**TASK STATEMENT**
Find all lines in the listing that include the word "certain", then copy them.
● ● ● ● ● ● ●
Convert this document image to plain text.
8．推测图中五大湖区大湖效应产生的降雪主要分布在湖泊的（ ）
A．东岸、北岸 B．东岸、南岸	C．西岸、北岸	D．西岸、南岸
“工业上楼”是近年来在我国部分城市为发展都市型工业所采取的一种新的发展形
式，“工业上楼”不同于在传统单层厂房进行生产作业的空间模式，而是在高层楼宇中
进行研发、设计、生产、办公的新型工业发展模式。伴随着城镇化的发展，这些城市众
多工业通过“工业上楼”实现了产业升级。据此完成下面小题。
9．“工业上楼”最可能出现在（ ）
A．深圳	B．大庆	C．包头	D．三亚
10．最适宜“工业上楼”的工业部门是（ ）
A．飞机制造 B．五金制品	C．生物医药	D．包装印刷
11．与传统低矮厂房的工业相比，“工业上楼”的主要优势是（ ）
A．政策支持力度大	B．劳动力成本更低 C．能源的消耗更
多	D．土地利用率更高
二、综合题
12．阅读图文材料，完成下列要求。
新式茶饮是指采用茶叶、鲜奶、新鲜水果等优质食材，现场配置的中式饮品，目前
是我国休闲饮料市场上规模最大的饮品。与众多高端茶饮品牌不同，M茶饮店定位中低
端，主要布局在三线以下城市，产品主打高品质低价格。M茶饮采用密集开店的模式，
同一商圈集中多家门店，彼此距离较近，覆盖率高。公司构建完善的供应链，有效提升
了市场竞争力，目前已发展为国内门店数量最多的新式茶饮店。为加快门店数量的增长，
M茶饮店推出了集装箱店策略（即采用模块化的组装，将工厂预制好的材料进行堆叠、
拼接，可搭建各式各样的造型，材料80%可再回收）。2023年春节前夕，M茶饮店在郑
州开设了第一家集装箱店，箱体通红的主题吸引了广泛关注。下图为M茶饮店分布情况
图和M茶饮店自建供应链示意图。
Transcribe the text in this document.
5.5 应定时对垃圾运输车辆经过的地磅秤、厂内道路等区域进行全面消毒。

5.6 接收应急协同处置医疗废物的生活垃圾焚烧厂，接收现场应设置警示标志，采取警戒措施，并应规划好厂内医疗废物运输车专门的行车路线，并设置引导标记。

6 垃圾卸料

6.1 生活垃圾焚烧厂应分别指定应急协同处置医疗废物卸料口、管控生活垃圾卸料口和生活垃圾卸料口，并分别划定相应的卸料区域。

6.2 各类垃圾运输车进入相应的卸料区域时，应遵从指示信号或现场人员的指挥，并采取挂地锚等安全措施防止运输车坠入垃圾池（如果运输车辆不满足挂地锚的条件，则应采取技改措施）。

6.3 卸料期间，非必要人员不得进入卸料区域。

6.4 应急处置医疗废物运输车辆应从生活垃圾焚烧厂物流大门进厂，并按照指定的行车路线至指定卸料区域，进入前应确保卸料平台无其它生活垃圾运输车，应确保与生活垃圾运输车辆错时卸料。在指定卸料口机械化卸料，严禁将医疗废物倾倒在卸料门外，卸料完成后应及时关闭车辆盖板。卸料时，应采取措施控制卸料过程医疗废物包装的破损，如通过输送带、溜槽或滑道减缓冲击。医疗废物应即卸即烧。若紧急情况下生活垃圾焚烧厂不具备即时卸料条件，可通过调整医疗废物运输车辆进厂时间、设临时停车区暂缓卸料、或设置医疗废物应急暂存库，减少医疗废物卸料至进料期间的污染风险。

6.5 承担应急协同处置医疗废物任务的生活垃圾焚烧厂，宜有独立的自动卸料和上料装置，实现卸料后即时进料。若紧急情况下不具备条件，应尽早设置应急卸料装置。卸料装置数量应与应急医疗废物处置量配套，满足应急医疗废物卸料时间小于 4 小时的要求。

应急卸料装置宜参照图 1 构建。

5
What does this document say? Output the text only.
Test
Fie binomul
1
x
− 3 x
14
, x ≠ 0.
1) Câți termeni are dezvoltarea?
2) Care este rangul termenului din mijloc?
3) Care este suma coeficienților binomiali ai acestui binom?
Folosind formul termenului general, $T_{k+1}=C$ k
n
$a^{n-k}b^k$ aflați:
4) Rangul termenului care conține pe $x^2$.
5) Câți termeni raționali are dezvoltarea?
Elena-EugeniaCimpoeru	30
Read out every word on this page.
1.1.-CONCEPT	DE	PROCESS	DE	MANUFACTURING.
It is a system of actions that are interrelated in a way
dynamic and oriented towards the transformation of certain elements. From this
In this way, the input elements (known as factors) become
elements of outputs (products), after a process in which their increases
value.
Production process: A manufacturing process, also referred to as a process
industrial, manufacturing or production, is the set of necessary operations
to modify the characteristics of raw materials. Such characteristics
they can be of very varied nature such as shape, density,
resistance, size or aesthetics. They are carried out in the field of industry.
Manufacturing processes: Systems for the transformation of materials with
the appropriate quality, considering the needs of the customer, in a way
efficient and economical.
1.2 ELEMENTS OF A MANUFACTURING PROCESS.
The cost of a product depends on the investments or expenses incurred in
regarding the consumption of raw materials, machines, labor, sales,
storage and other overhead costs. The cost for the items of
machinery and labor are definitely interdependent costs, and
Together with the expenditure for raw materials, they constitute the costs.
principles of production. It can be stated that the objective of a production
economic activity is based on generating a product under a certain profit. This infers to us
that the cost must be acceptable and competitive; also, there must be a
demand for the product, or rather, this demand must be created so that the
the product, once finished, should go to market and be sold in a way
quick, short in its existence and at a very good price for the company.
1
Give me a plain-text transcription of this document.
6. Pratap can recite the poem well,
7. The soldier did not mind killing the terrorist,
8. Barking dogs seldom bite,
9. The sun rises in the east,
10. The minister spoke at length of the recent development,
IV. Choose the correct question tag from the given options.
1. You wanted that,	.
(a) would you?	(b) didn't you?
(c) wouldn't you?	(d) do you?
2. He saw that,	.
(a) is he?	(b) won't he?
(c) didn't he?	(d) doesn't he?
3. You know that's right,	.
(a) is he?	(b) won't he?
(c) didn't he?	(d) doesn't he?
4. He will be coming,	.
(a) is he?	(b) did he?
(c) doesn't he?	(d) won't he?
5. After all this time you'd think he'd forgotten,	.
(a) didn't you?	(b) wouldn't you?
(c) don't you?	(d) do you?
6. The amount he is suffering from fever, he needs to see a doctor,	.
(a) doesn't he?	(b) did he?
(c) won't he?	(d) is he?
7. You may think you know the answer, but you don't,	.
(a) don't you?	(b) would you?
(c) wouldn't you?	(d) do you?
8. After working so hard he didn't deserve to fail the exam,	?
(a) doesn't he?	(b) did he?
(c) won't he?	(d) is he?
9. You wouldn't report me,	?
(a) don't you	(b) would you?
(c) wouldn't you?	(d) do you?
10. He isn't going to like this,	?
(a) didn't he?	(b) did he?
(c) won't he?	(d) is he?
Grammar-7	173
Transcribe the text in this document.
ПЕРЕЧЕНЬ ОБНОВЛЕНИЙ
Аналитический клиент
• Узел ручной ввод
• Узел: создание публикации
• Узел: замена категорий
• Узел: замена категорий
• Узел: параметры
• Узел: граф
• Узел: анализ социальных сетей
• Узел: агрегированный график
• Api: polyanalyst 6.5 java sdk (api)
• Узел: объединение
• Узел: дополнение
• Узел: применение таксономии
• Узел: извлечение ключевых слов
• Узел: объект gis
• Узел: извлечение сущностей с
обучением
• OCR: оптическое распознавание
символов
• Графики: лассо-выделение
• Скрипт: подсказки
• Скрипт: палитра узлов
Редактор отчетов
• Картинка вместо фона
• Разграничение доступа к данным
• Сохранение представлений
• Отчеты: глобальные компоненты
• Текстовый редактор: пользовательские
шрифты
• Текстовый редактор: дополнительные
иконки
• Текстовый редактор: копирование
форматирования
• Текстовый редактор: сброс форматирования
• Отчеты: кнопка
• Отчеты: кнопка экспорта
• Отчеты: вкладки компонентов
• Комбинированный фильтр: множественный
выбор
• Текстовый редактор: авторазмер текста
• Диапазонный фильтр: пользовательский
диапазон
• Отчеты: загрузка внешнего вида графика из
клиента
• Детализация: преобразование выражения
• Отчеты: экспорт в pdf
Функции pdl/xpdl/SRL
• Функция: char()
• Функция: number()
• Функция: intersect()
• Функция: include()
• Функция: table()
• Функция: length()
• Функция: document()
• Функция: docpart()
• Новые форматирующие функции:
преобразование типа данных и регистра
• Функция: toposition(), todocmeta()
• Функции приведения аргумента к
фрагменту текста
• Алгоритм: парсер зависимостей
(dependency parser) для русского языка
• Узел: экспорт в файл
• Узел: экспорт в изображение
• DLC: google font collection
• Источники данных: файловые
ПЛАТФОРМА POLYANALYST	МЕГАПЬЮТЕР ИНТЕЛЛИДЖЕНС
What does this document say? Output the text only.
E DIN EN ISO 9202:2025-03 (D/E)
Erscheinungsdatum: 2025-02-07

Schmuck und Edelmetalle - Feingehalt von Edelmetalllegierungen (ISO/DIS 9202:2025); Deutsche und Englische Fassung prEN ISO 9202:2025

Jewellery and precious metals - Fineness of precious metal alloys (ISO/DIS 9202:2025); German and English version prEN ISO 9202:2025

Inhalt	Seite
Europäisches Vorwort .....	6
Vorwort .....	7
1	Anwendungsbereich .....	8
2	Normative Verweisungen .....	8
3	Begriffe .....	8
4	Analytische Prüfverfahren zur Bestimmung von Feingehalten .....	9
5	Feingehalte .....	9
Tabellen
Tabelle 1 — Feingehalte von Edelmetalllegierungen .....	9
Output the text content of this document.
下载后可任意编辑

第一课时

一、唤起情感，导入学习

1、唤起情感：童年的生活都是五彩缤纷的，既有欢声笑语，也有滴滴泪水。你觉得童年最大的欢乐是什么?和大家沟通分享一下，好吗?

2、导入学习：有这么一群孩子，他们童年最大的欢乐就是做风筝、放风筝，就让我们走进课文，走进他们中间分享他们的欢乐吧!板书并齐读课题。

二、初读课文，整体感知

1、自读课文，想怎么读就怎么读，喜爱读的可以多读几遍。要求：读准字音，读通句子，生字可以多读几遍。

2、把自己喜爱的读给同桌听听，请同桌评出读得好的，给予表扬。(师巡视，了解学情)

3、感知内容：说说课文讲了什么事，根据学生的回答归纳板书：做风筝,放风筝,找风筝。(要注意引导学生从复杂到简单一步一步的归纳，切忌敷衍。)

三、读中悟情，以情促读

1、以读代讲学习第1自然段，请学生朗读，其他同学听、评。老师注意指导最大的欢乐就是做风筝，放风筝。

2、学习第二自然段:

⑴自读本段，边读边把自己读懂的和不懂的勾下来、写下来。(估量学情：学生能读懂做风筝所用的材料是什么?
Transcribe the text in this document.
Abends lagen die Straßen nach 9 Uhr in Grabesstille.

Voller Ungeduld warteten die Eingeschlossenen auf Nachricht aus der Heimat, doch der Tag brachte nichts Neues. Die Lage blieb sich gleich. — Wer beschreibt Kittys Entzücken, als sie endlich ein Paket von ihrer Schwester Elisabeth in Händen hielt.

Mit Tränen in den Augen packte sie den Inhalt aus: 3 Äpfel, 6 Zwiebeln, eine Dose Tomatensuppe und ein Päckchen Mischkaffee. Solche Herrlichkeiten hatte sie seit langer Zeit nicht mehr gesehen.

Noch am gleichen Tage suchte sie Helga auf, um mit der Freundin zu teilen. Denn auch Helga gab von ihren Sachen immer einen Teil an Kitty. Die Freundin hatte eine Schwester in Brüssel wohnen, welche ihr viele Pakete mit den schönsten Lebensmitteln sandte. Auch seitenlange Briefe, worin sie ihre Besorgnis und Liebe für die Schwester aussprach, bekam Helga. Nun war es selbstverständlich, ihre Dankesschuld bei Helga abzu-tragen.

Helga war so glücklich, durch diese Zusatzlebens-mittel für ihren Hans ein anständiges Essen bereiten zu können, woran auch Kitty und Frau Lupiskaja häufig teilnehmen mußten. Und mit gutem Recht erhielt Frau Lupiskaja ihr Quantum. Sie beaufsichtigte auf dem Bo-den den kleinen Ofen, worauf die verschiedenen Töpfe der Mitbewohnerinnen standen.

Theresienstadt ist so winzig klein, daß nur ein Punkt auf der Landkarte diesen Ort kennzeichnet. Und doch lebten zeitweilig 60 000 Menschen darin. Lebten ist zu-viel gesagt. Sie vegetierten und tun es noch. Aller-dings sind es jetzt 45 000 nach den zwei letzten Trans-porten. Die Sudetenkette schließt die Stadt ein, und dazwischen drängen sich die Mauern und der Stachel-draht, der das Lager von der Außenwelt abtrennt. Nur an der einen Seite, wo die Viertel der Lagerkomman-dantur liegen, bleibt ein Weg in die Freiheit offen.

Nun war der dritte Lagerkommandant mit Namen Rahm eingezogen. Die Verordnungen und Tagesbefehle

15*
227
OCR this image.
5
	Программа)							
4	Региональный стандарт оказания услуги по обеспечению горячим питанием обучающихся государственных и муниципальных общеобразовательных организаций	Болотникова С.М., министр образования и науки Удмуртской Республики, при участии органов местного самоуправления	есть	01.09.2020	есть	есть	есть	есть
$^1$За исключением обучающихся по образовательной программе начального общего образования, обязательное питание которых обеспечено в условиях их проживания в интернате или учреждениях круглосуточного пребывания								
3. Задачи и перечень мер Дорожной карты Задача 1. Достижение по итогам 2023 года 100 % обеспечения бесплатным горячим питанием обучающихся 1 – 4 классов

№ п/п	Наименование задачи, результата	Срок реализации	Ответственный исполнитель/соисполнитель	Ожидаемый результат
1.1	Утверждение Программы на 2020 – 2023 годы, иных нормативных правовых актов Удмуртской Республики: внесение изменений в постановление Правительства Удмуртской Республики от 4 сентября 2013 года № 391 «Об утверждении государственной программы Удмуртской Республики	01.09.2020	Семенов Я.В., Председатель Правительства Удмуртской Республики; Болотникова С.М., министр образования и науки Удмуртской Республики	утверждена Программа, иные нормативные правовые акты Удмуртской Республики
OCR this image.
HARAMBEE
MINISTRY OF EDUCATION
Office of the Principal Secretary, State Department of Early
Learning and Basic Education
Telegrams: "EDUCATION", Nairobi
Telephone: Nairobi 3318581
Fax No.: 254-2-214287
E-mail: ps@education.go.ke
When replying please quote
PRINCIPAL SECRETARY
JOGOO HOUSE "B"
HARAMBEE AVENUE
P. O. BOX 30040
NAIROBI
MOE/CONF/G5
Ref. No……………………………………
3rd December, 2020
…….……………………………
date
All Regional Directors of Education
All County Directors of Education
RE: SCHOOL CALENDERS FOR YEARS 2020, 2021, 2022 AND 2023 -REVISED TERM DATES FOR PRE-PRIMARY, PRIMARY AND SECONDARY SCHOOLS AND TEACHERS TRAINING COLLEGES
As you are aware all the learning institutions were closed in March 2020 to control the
● ● ● ● ● ● ●
**REPLY**
dynamic and oriented towards the transformation of certain elements. From this
economic activity is based on generating a product under a certain profit. This infers to us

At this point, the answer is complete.